■ EXERCISE INSTRUCTIONS: Copy every line in which the string "jsou" occurs.
── DATA EXCERPTS
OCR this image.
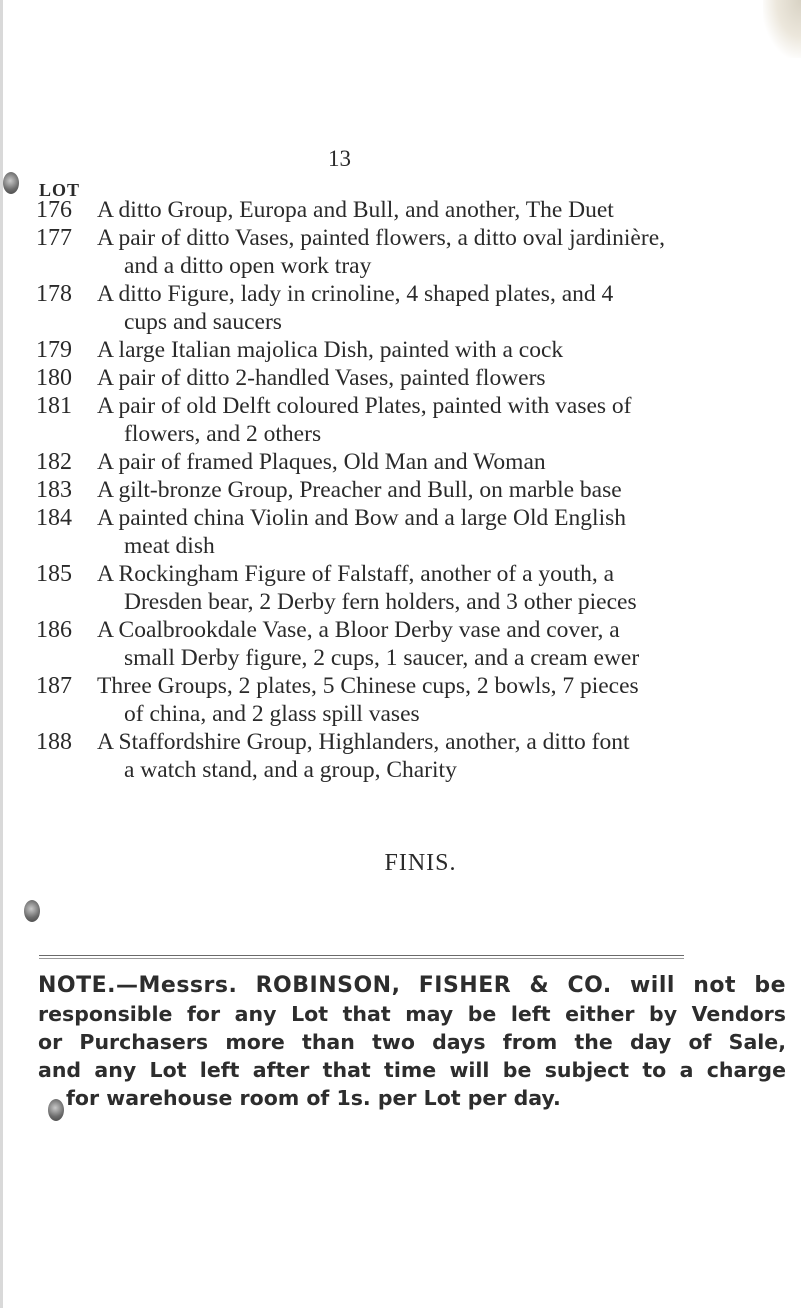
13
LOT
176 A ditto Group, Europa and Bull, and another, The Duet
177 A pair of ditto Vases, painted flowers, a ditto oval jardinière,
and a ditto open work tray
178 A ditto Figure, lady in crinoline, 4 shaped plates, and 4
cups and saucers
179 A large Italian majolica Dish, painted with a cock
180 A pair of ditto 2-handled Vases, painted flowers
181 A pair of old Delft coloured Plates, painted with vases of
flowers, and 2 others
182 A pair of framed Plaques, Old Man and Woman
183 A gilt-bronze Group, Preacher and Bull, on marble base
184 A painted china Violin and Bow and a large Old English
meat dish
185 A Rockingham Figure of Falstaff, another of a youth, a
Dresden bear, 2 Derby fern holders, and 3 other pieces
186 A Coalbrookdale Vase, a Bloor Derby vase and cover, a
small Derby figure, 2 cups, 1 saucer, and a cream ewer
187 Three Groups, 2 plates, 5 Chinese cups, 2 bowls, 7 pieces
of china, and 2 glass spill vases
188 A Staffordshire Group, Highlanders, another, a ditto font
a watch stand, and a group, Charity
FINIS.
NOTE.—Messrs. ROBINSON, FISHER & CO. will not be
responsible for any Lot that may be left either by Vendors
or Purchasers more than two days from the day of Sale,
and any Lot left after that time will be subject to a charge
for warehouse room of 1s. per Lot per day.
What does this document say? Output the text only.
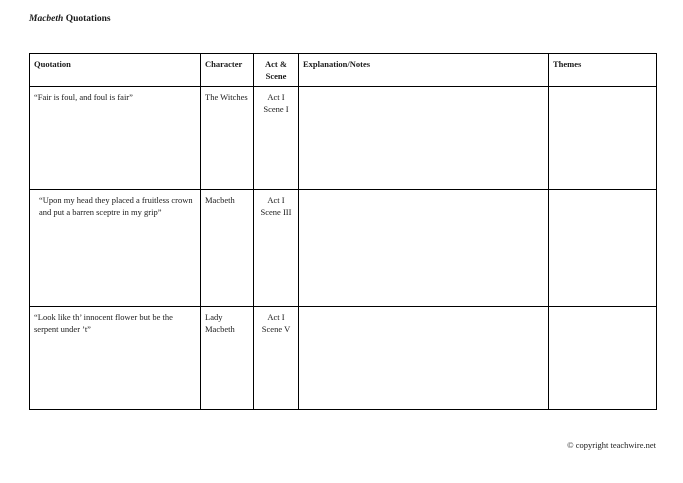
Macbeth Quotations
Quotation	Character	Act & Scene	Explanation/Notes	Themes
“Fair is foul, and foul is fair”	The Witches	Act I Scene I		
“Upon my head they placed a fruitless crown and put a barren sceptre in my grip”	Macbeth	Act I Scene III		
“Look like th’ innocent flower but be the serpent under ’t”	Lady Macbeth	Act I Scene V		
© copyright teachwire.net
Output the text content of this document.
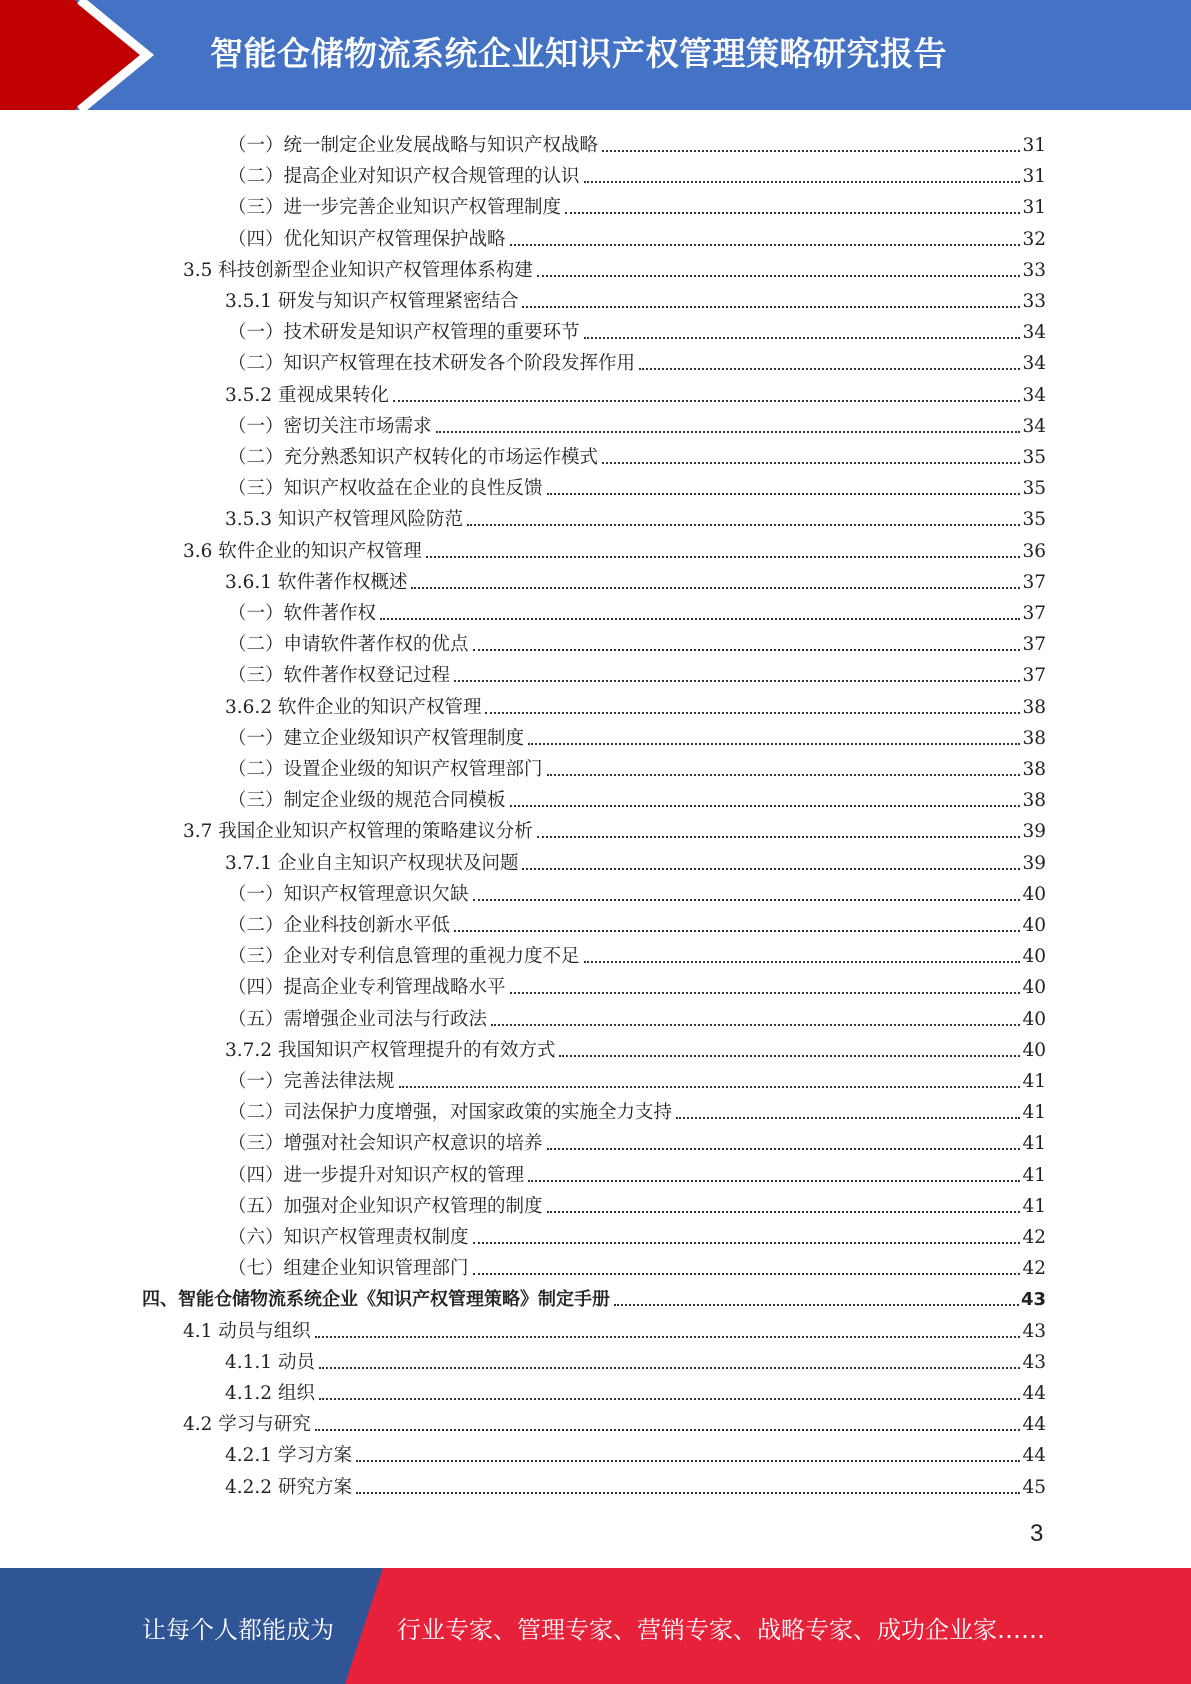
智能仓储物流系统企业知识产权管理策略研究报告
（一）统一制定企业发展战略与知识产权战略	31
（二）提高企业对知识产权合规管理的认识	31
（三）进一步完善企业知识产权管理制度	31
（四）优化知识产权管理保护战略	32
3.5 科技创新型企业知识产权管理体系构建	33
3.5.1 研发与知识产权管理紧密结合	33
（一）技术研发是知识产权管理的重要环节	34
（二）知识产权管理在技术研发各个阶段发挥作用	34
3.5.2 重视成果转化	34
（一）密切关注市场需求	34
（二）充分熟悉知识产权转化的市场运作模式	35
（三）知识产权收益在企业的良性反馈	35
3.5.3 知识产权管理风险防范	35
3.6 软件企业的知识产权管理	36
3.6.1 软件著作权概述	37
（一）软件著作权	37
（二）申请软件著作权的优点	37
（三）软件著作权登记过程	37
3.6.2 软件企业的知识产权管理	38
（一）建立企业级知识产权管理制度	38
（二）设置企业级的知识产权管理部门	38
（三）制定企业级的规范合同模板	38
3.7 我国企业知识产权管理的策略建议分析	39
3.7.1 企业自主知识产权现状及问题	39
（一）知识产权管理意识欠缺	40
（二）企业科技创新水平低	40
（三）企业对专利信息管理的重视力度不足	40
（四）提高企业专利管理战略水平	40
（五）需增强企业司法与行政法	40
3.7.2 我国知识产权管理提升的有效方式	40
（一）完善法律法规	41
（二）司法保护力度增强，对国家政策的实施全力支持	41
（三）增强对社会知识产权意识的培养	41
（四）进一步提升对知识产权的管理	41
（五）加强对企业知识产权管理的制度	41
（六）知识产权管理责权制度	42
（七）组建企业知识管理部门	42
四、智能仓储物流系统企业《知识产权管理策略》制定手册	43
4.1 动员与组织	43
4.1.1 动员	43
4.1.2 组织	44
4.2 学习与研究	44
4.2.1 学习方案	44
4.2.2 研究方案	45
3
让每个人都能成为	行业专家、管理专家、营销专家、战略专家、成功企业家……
────
── DATA EXCERPTS
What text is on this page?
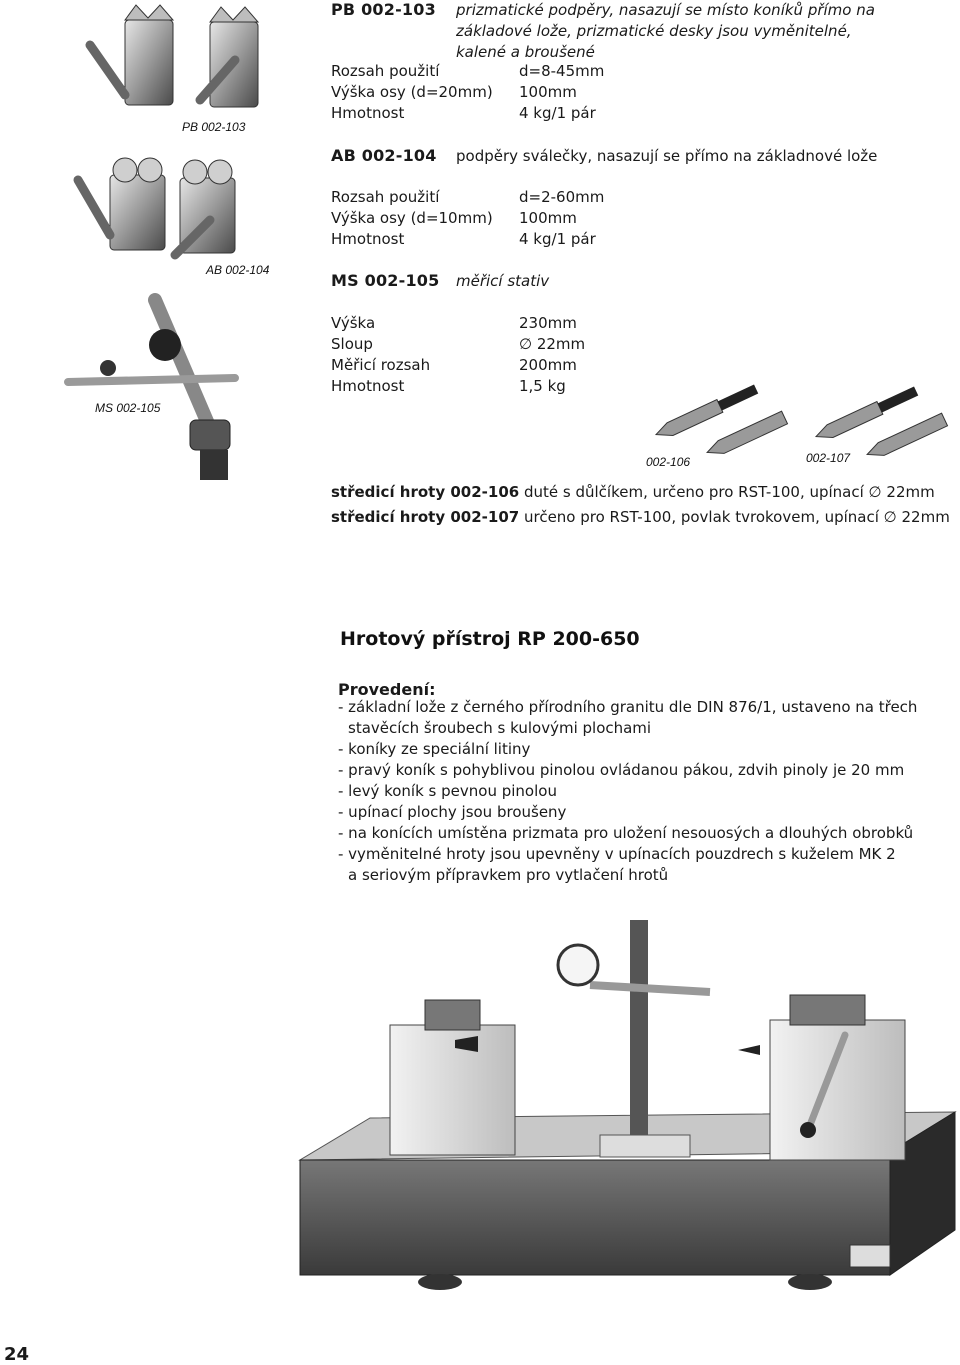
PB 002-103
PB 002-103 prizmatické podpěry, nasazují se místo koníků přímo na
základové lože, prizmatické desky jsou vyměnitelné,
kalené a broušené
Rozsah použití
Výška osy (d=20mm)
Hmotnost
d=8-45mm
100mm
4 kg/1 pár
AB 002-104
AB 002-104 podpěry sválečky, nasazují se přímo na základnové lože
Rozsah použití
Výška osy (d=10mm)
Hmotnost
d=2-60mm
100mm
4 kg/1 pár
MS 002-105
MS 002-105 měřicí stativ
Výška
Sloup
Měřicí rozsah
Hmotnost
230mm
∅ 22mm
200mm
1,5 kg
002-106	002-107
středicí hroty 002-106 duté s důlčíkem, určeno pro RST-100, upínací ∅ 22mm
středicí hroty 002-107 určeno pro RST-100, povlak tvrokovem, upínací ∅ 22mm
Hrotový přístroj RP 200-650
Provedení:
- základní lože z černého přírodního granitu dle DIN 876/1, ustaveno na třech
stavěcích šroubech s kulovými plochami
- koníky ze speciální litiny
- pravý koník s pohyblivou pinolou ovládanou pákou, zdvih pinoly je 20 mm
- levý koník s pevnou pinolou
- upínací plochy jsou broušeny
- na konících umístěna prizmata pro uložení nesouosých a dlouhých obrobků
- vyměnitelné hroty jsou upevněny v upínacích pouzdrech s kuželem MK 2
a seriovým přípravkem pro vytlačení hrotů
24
────
■ ANSWER IN FULL:
základové lože, prizmatické desky jsou vyměnitelné,
- upínací plochy jsou broušeny
- vyměnitelné hroty jsou upevněny v upínacích pouzdrech s kuželem MK 2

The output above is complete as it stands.